- Records for the task -
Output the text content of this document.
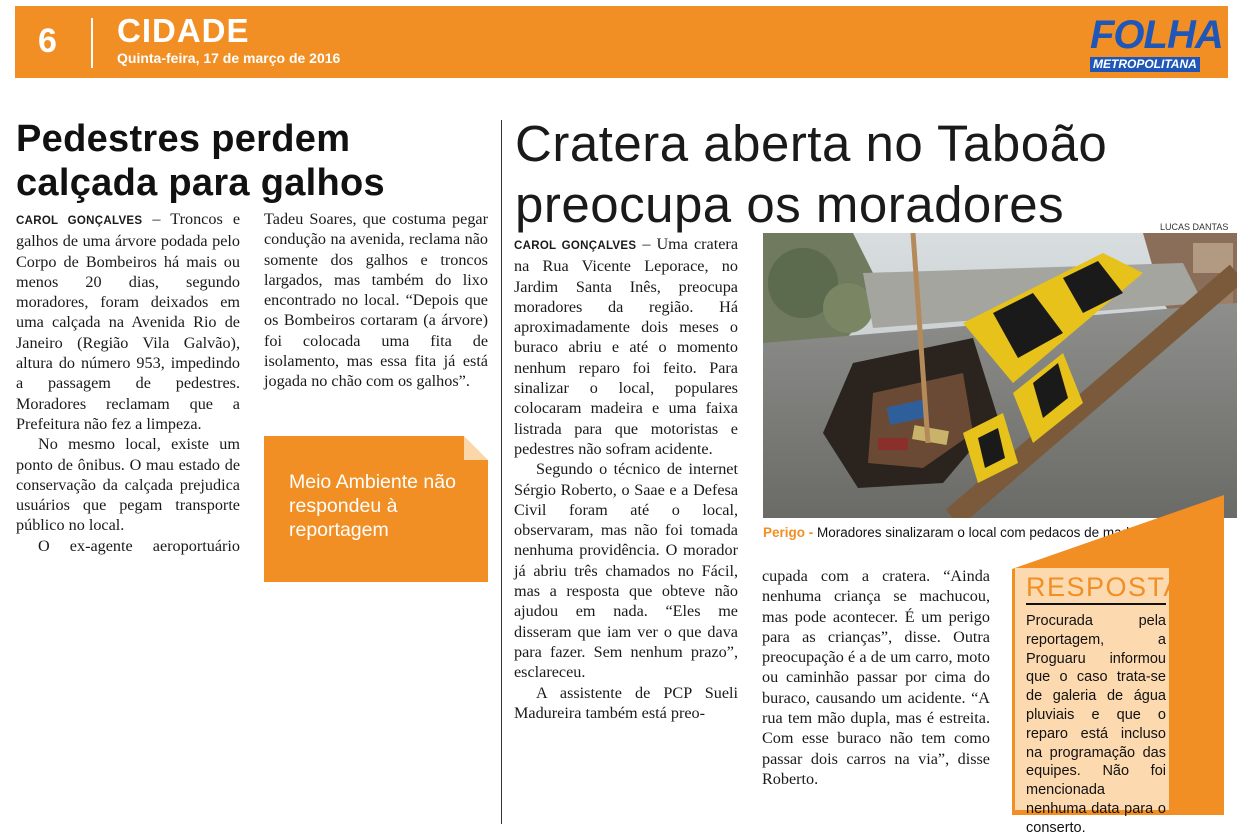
6 CIDADE
Quinta-feira, 17 de março de 2016
FOLHA
METROPOLITANA
Pedestres perdem calçada para galhos

CAROL GONÇALVES – Troncos e galhos de uma árvore podada pelo Corpo de Bombeiros há mais ou menos 20 dias, segundo moradores, foram deixados em uma calçada na Avenida Rio de Janeiro (Região Vila Galvão), altura do número 953, impedindo a passagem de pedestres. Moradores reclamam que a Prefeitura não fez a limpeza.

No mesmo local, existe um ponto de ônibus. O mau estado de conservação da calçada prejudica usuários que pegam transporte público no local.

O ex-agente aeroportuário

Tadeu Soares, que costuma pegar condução na avenida, reclama não somente dos galhos e troncos largados, mas também do lixo encontrado no local. “Depois que os Bombeiros cortaram (a árvore) foi colocada uma fita de isolamento, mas essa fita já está jogada no chão com os galhos”.

Meio Ambiente não respondeu à reportagem
Cratera aberta no Taboão preocupa os moradores	LUCAS DANTAS

CAROL GONÇALVES – Uma cratera na Rua Vicente Leporace, no Jardim Santa Inês, preocupa moradores da região. Há aproximadamente dois meses o buraco abriu e até o momento nenhum reparo foi feito. Para sinalizar o local, populares colocaram madeira e uma faixa listrada para que motoristas e pedestres não sofram acidente.

Segundo o técnico de internet Sérgio Roberto, o Saae e a Defesa Civil foram até o local, observaram, mas não foi tomada nenhuma providência. O morador já abriu três chamados no Fácil, mas a resposta que obteve não ajudou em nada. “Eles me disseram que iam ver o que dava para fazer. Sem nenhum prazo”, esclareceu.

A assistente de PCP Sueli Madureira também está preo-

Perigo - Moradores sinalizaram o local com pedacos de madeira

cupada com a cratera. “Ainda nenhuma criança se machucou, mas pode acontecer. É um perigo para as crianças”, disse. Outra preocupação é a de um carro, moto ou caminhão passar por cima do buraco, causando um acidente. “A rua tem mão dupla, mas é estreita. Com esse buraco não tem como passar dois carros na via”, disse Roberto.

RESPOSTA
Procurada pela reportagem, a Proguaru informou que o caso trata-se de galeria de água pluviais e que o reparo está incluso na programação das equipes. Não foi mencionada nenhuma data para o conserto.
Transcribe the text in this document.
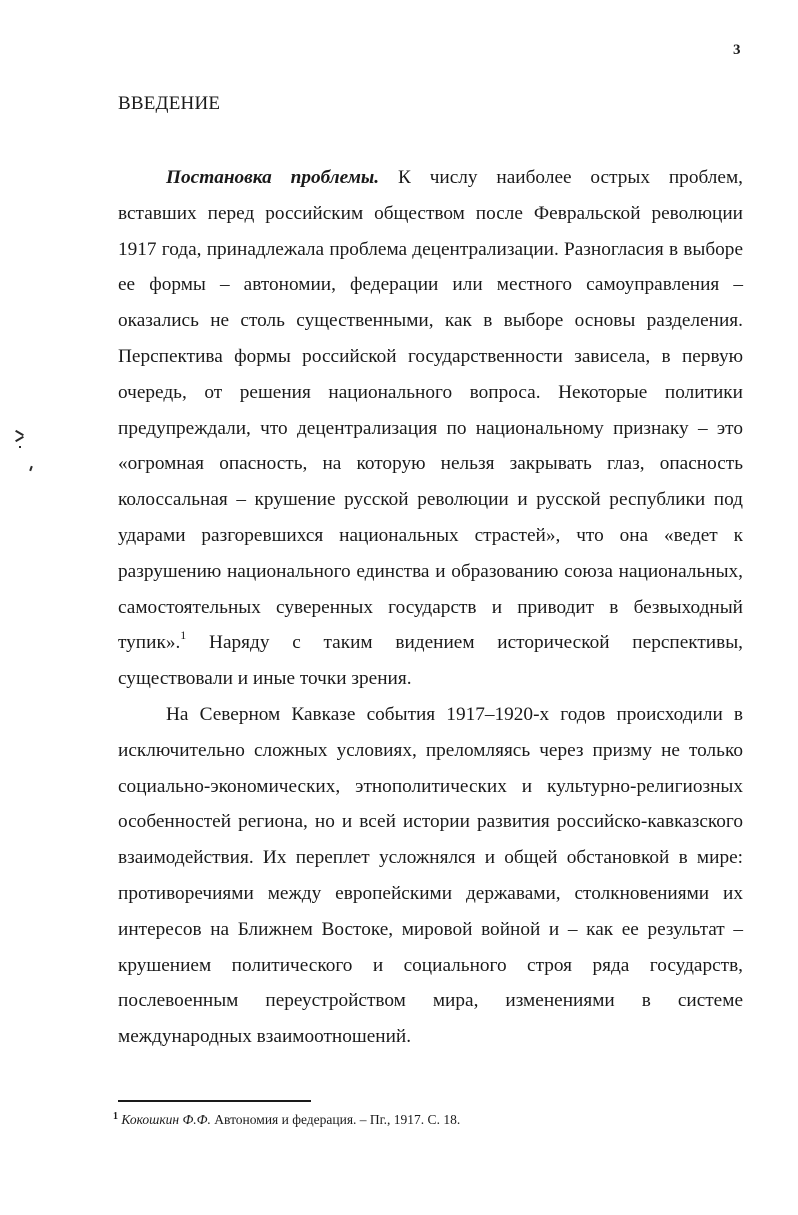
3
ВВЕДЕНИЕ
Постановка проблемы. К числу наиболее острых проблем,
вставших перед российским обществом после Февральской революции
1917 года, принадлежала проблема децентрализации. Разногласия в выборе
ее формы – автономии, федерации или местного самоуправления –
оказались не столь существенными, как в выборе основы разделения.
Перспектива формы российской государственности зависела, в первую
очередь, от решения национального вопроса. Некоторые политики
предупреждали, что децентрализация по национальному признаку – это
«огромная опасность, на которую нельзя закрывать глаз, опасность
колоссальная – крушение русской революции и русской республики под
ударами разгоревшихся национальных страстей», что она «ведет к
разрушению национального единства и образованию союза национальных,
самостоятельных суверенных государств и приводит в безвыходный
тупик».$^1$ Наряду с таким видением исторической перспективы,
существовали и иные точки зрения.
На Северном Кавказе события 1917–1920-х годов происходили в
исключительно сложных условиях, преломляясь через призму не только
социально-экономических, этнополитических и культурно-религиозных
особенностей региона, но и всей истории развития российско-кавказского
взаимодействия. Их переплет усложнялся и общей обстановкой в мире:
противоречиями между европейскими державами, столкновениями их
интересов на Ближнем Востоке, мировой войной и – как ее результат –
крушением политического и социального строя ряда государств,
послевоенным переустройством мира, изменениями в системе
международных взаимоотношений.
$^1$ Кокошкин Ф.Ф. Автономия и федерация. – Пг., 1917. С. 18.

- Problem details -
Say, as a single number and nothing more, how many lines of the entries contain the word "acidente".

- Finished exercise -
2